━━ GIVEN TEXT ━━

Sunday, April 15, 2012

Crazy Hat Lady

Ahhhh...Spring has finally SPRUNG for the vast majority of us in the VBB Collective, and that means we're all out having fun planting flowers and mowing lawns and playing with our four-legged (and, when absolutely necessary, two-legged) kids in the sunshine.  But fear NOT, Dedicated Readers.  Though our posts may have slowed to a somewhat disappointing drizzle as of late, we have not forgotten you.  And so I shall share, for your blog consuming delight:  CRAZY HAT LADY.

Crazy Hat Lady (May I henceforth refer to Crazy Hat Lady as CHL?  Yes, I thought so, thanks.)  first showed up in my lobby a few years ago, with a little ragamuffin Benji-type whoknowswhat young-ish adult female adoptee.  This poor little dog is about the WORST candidate for rescue by a CHL.  She's sweet but very poorly socialized, and really could use a good leader in her life.  Aside from the fact she's literally easy to follow in a crowd because of the ridiculous headgear she's invariably donning, CHL a good leader is NOT.  The poor dog is a nervous wreck and I really wish I could just prescribe a new owner.  But this post isn't about poor little mal-adjusted Benjiesque foundling.  It's about CHL, isn't it?

Every practice must have a CHL.  Nay, every BUSINESS.  In fact, at one point I hired a new receptionist who'd been working at the local Burger King.  When she discovered CHL was a client, and that we'd named her CHL, she said, "Oh my GOD!  That's what we called her at BURGER KING too!"  Crazy Hat Lady is an archetype, indeed.

MY CHL is special, though.  In addition to the huge collection of insane, HUGE, handmade, often knit hats (always with GIANT flowers), she has an enormous mass of unruly frizzy hair poking out from underneath.  She has a lovely orange spray-tan glow about her ever-so-slightly toad-like face, and usually bright orange or red lipstick that looks like a five-year-old has applied it.  I use the term "lipstick" loosely, as it's generally only partly limited to her LIPS.  Oh, let's not forget to mention the eyeliner.  Black liquid liner.  About a millimeter SOUTH of the lower lids.  Yep.  None where it actually SHOULD be, up on the upper lids.  But the MOST special thing about my CHL is her conversational style.

Consider a chicken.  A chicken that's very, VERY interested in some item or object.  Here, this will help:

Or, even better, THIS:

THAT is how my CHL looks at me when she's waiting for me to answer some insane and completely off-subject question she's just inserted into the conversation.

Me:  "So, as I said, little NotBenji here is starting to develop some dental disease..."

CHL:  "Do you think she's ever had children?  Can you tell if she's had children??"  <cocks head at impossible angle to the right as eyes simultaneously bulge slightly out of their orbits>

Me:  "Well, as we've discussed before, I can't tell that.  In fact, we're still not even sure whether she's spayed or not, since you've declined diagnostics..."

CHL:  "REALLY??"  <head to left>  "I think she really misses her mate.  You know my roommate moved out and took away her little mate.  She misses him."  <head back to right, as hat threatens to shake loose and fly across the room>

Me:  "Well, adding another dog to the family should be undertaken with a lot of forethought..."

CHL:  "REALLY?"  <head tips up with a slight left-ish rotation, left eyebrow up, purses lips>

Me:  <sigh>...

1 comment:

  1. I get through those appointments by reminding myself that, if my family tree is any indication, I will very likely be a crazy old lady someday and someone else will have to put up with it. So I'm just paying my dues now.

━━━
━━ SUPPLIED DATA ━━

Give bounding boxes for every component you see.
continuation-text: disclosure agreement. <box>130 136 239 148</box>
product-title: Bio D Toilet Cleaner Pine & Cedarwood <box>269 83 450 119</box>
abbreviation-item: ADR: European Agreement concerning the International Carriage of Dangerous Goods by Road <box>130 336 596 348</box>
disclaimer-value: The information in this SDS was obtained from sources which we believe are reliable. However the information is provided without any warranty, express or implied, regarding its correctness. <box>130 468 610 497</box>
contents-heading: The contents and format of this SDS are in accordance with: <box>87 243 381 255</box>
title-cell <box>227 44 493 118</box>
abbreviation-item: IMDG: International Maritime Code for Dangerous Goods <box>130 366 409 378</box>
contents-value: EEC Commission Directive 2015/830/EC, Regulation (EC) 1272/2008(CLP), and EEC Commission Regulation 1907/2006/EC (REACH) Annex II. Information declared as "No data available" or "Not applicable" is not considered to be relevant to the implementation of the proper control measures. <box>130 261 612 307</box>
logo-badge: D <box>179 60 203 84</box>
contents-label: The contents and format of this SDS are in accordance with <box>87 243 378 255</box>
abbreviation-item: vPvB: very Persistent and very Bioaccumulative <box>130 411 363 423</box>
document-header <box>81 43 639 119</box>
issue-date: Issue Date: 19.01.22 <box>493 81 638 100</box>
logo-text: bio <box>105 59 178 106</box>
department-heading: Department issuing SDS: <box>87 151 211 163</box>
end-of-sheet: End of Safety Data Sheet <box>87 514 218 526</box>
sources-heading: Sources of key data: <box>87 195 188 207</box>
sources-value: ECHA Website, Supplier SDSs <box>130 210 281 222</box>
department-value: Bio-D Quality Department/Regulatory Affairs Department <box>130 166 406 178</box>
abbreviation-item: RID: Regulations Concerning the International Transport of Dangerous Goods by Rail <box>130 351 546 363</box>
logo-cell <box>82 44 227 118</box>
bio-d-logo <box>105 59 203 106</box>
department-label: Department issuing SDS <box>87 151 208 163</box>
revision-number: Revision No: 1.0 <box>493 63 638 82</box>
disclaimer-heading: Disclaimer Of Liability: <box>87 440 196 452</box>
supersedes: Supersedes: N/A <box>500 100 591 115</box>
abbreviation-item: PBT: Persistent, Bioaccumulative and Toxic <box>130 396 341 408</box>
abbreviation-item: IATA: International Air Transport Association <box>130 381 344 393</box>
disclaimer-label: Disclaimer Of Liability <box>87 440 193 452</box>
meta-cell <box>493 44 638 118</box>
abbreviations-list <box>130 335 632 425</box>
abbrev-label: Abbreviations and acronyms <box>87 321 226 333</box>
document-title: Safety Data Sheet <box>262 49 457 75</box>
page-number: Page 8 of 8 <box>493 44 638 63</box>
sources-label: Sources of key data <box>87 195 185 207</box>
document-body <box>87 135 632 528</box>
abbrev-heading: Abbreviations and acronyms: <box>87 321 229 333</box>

━━━

### ACTION ITEM:
Extract the part of the Crazy Hat Lady blog post that opens with the words containing "MY CHL is special, though.  In" and closes with "her conversational style.". Work only from the Crazy Hat Lady text.

### FINISHED TASK:
MY CHL is special, though.  In addition to the huge collection of insane, HUGE, handmade, often knit hats (always with GIANT flowers), she has an enormous mass of unruly frizzy hair poking out from underneath.  She has a lovely orange spray-tan glow about her ever-so-slightly toad-like face, and usually bright orange or red lipstick that looks like a five-year-old has applied it.  I use the term "lipstick" loosely, as it's generally only partly limited to her LIPS.  Oh, let's not forget to mention the eyeliner.  Black liquid liner.  About a millimeter SOUTH of the lower lids.  Yep.  None where it actually SHOULD be, up on the upper lids.  But the MOST special thing about my CHL is her conversational style.